## To do
Would you print the whole listing again, exactly?

## Data section
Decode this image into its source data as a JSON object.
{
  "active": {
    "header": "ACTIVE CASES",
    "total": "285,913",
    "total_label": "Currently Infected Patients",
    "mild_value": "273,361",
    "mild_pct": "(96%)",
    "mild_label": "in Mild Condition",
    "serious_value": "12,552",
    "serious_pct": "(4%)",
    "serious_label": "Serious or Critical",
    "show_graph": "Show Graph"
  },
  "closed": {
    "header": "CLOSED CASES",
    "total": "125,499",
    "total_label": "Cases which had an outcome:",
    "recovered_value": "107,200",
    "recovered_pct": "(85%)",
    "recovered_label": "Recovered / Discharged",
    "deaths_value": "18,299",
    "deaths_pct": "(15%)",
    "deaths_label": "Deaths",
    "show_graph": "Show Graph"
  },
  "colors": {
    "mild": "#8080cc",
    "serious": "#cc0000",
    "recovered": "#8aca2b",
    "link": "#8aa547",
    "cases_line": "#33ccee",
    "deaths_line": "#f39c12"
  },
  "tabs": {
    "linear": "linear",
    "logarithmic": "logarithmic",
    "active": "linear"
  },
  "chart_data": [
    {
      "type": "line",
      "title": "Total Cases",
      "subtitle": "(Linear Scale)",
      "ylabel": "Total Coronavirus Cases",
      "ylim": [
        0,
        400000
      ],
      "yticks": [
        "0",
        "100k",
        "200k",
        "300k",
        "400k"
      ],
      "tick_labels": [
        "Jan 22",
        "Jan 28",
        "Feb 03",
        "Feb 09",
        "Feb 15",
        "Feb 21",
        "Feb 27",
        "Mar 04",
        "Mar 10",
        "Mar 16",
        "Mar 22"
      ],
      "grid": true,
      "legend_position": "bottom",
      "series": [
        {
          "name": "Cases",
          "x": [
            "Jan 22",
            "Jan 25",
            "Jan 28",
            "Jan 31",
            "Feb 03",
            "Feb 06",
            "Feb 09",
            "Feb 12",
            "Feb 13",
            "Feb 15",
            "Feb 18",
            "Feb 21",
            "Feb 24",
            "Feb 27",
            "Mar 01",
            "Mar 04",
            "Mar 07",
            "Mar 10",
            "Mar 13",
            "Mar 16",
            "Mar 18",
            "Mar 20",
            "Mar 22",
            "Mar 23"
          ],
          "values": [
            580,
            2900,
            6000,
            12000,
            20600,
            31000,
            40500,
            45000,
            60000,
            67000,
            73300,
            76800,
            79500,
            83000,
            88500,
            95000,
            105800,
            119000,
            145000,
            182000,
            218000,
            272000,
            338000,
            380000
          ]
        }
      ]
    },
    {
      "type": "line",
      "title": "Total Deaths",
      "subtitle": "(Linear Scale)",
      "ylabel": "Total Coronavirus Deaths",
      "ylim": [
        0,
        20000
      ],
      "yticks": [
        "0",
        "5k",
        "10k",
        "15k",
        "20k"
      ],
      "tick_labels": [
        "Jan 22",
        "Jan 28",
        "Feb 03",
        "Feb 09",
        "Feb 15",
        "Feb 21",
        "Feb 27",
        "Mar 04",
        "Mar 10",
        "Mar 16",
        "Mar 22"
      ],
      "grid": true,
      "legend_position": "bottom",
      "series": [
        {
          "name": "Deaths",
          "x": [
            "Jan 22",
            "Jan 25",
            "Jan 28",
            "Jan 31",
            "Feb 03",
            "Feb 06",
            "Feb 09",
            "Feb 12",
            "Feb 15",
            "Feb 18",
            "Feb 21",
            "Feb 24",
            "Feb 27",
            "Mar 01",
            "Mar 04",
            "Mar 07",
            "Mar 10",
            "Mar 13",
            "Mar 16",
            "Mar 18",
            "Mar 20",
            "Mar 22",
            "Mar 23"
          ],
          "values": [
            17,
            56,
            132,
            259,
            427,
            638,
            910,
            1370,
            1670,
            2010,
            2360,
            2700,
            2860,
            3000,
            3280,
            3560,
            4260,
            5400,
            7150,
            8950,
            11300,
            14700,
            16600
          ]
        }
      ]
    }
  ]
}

## Reply
Decode this image into its source data as a JSON object.
{
  "active": {
    "header": "ACTIVE CASES",
    "total": "285,913",
    "total_label": "Currently Infected Patients",
    "mild_value": "273,361",
    "mild_pct": "(96%)",
    "mild_label": "in Mild Condition",
    "serious_value": "12,552",
    "serious_pct": "(4%)",
    "serious_label": "Serious or Critical",
    "show_graph": "Show Graph"
  },
  "closed": {
    "header": "CLOSED CASES",
    "total": "125,499",
    "total_label": "Cases which had an outcome:",
    "recovered_value": "107,200",
    "recovered_pct": "(85%)",
    "recovered_label": "Recovered / Discharged",
    "deaths_value": "18,299",
    "deaths_pct": "(15%)",
    "deaths_label": "Deaths",
    "show_graph": "Show Graph"
  },
  "colors": {
    "mild": "#8080cc",
    "serious": "#cc0000",
    "recovered": "#8aca2b",
    "link": "#8aa547",
    "cases_line": "#33ccee",
    "deaths_line": "#f39c12"
  },
  "tabs": {
    "linear": "linear",
    "logarithmic": "logarithmic",
    "active": "linear"
  },
  "chart_data": [
    {
      "type": "line",
      "title": "Total Cases",
      "subtitle": "(Linear Scale)",
      "ylabel": "Total Coronavirus Cases",
      "ylim": [
        0,
        400000
      ],
      "yticks": [
        "0",
        "100k",
        "200k",
        "300k",
        "400k"
      ],
      "tick_labels": [
        "Jan 22",
        "Jan 28",
        "Feb 03",
        "Feb 09",
        "Feb 15",
        "Feb 21",
        "Feb 27",
        "Mar 04",
        "Mar 10",
        "Mar 16",
        "Mar 22"
      ],
      "grid": true,
      "legend_position": "bottom",
      "series": [
        {
          "name": "Cases",
          "x": [
            "Jan 22",
            "Jan 25",
            "Jan 28",
            "Jan 31",
            "Feb 03",
            "Feb 06",
            "Feb 09",
            "Feb 12",
            "Feb 13",
            "Feb 15",
            "Feb 18",
            "Feb 21",
            "Feb 24",
            "Feb 27",
            "Mar 01",
            "Mar 04",
            "Mar 07",
            "Mar 10",
            "Mar 13",
            "Mar 16",
            "Mar 18",
            "Mar 20",
            "Mar 22",
            "Mar 23"
          ],
          "values": [
            580,
            2900,
            6000,
            12000,
            20600,
            31000,
            40500,
            45000,
            60000,
            67000,
            73300,
            76800,
            79500,
            83000,
            88500,
            95000,
            105800,
            119000,
            145000,
            182000,
            218000,
            272000,
            338000,
            380000
          ]
        }
      ]
    },
    {
      "type": "line",
      "title": "Total Deaths",
      "subtitle": "(Linear Scale)",
      "ylabel": "Total Coronavirus Deaths",
      "ylim": [
        0,
        20000
      ],
      "yticks": [
        "0",
        "5k",
        "10k",
        "15k",
        "20k"
      ],
      "tick_labels": [
        "Jan 22",
        "Jan 28",
        "Feb 03",
        "Feb 09",
        "Feb 15",
        "Feb 21",
        "Feb 27",
        "Mar 04",
        "Mar 10",
        "Mar 16",
        "Mar 22"
      ],
      "grid": true,
      "legend_position": "bottom",
      "series": [
        {
          "name": "Deaths",
          "x": [
            "Jan 22",
            "Jan 25",
            "Jan 28",
            "Jan 31",
            "Feb 03",
            "Feb 06",
            "Feb 09",
            "Feb 12",
            "Feb 15",
            "Feb 18",
            "Feb 21",
            "Feb 24",
            "Feb 27",
            "Mar 01",
            "Mar 04",
            "Mar 07",
            "Mar 10",
            "Mar 13",
            "Mar 16",
            "Mar 18",
            "Mar 20",
            "Mar 22",
            "Mar 23"
          ],
          "values": [
            17,
            56,
            132,
            259,
            427,
            638,
            910,
            1370,
            1670,
            2010,
            2360,
            2700,
            2860,
            3000,
            3280,
            3560,
            4260,
            5400,
            7150,
            8950,
            11300,
            14700,
            16600
          ]
        }
      ]
    }
  ]
}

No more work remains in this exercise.